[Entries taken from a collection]
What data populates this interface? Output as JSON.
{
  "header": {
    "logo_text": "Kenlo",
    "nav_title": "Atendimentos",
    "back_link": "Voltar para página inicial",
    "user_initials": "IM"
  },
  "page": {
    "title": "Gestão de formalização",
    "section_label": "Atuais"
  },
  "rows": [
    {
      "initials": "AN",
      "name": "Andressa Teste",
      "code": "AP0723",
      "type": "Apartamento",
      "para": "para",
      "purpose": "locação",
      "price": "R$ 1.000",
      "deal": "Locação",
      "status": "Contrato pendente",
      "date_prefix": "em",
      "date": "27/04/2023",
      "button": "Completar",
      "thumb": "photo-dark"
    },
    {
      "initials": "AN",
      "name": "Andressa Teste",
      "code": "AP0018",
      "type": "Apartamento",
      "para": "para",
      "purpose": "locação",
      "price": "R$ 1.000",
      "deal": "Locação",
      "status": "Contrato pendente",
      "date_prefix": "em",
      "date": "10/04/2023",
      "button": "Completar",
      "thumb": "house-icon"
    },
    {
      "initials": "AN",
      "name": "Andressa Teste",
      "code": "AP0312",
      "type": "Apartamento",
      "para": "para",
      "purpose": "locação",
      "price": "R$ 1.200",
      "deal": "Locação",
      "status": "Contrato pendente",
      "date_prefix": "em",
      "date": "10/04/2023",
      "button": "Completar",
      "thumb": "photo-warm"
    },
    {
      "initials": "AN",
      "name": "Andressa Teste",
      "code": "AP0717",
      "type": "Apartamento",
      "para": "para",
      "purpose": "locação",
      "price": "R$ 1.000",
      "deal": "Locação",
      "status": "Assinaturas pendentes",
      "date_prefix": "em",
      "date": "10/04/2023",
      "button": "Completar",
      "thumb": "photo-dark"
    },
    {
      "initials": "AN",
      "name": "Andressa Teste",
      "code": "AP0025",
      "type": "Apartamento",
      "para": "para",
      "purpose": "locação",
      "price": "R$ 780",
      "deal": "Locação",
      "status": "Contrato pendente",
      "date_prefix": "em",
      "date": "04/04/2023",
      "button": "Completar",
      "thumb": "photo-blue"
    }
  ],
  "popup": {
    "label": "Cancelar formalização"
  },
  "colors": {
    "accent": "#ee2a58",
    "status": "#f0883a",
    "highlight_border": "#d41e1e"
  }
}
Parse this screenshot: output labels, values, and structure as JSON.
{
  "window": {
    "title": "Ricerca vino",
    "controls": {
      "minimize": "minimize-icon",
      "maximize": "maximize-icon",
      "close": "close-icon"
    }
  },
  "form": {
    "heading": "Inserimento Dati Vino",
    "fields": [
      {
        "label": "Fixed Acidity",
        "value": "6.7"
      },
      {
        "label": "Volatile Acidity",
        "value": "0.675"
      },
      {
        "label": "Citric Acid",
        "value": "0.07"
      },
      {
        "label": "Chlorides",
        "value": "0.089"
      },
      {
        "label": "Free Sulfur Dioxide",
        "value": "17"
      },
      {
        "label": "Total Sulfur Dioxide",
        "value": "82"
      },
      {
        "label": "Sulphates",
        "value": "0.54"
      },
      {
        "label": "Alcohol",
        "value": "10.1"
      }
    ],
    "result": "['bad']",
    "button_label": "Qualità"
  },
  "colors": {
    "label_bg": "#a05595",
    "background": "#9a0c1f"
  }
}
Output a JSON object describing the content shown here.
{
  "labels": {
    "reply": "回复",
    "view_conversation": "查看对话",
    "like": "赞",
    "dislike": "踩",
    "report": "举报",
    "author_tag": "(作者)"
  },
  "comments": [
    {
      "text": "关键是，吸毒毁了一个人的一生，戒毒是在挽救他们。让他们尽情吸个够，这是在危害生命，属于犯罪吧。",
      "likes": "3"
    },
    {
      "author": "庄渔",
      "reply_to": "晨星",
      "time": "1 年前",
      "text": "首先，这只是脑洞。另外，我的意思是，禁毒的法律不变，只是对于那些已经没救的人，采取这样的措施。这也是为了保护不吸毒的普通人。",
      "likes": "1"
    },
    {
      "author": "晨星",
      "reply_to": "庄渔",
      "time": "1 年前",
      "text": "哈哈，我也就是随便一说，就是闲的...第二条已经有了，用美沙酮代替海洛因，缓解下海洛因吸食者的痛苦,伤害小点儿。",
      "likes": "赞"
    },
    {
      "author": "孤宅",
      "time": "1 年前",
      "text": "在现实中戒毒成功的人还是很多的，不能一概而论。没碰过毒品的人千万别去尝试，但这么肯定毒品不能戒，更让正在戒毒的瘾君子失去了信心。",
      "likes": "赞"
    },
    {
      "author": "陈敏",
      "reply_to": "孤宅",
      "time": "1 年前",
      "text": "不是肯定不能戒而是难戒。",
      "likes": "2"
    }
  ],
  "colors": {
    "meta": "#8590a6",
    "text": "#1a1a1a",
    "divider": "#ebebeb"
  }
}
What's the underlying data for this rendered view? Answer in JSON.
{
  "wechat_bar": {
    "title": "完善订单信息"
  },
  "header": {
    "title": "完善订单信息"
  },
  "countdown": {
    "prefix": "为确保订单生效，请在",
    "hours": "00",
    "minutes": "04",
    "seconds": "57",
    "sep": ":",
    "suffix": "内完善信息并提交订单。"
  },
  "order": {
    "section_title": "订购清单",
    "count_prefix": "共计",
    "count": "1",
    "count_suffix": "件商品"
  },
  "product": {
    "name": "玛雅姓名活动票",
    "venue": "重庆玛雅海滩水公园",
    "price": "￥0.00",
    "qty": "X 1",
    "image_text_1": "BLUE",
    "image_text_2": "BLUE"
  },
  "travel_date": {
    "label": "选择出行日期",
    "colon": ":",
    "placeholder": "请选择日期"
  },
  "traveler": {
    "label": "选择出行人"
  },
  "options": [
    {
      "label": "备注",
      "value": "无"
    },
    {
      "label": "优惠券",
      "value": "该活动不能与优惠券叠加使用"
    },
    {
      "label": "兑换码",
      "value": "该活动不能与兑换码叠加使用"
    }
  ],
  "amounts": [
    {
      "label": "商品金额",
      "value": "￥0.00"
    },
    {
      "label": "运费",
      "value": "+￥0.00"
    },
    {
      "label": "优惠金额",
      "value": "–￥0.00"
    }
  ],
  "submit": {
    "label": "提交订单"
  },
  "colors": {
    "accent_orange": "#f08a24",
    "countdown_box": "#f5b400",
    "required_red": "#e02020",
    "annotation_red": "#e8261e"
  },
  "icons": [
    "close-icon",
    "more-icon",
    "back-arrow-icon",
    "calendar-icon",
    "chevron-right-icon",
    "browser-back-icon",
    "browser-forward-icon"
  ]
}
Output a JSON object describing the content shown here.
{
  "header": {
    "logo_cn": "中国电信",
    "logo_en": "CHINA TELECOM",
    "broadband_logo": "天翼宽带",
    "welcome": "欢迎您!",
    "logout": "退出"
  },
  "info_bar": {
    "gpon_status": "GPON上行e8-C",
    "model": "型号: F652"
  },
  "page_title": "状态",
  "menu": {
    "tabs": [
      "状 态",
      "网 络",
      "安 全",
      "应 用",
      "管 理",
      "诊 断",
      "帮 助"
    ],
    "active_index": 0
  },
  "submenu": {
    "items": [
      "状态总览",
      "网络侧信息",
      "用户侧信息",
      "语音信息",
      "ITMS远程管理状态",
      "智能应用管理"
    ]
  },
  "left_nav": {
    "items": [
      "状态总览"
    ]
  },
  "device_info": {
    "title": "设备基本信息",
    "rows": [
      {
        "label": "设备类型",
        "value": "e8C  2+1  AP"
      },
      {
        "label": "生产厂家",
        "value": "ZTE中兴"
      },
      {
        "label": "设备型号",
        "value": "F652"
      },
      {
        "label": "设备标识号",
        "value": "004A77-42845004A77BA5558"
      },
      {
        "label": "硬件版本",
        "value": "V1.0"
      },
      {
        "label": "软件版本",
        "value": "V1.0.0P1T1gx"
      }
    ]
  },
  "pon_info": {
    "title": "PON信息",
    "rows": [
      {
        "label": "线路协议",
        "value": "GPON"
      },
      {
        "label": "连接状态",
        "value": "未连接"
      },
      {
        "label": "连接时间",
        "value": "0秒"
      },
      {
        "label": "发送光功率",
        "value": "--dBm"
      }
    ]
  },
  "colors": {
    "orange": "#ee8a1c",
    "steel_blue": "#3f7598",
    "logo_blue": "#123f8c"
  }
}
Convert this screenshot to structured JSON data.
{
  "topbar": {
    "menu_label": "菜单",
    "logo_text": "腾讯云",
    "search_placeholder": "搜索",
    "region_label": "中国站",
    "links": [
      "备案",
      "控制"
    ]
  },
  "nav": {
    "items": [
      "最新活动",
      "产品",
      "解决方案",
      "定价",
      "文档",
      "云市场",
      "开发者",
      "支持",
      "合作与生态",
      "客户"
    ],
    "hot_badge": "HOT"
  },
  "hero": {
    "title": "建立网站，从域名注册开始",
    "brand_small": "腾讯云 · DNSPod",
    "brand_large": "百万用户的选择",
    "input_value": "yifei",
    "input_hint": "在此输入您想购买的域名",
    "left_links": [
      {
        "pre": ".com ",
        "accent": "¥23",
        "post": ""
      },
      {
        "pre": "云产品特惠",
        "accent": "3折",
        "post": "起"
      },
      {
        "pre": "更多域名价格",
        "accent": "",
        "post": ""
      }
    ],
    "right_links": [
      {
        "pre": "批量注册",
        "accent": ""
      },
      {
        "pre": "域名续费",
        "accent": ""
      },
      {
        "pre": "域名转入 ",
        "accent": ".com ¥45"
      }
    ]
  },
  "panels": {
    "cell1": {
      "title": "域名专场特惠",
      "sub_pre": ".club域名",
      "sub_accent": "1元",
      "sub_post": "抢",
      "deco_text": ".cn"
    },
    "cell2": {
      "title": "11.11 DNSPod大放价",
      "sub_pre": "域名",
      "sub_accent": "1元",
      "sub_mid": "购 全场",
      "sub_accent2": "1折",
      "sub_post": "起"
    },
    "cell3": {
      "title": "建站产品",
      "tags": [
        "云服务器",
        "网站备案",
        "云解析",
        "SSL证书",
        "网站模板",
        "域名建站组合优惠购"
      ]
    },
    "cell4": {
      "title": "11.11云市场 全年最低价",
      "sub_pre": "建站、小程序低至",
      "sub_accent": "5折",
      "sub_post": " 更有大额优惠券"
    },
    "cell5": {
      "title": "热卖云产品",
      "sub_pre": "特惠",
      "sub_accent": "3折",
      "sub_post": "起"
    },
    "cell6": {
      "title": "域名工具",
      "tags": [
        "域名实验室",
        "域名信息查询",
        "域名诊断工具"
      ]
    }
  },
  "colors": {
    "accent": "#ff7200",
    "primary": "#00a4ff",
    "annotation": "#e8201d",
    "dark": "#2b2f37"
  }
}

▶ Stated problem
Collect the complete line wherever the string "formalização" appears in the records.

▶ Answer to this task
    "title": "Gestão de formalização",
    "label": "Cancelar formalização"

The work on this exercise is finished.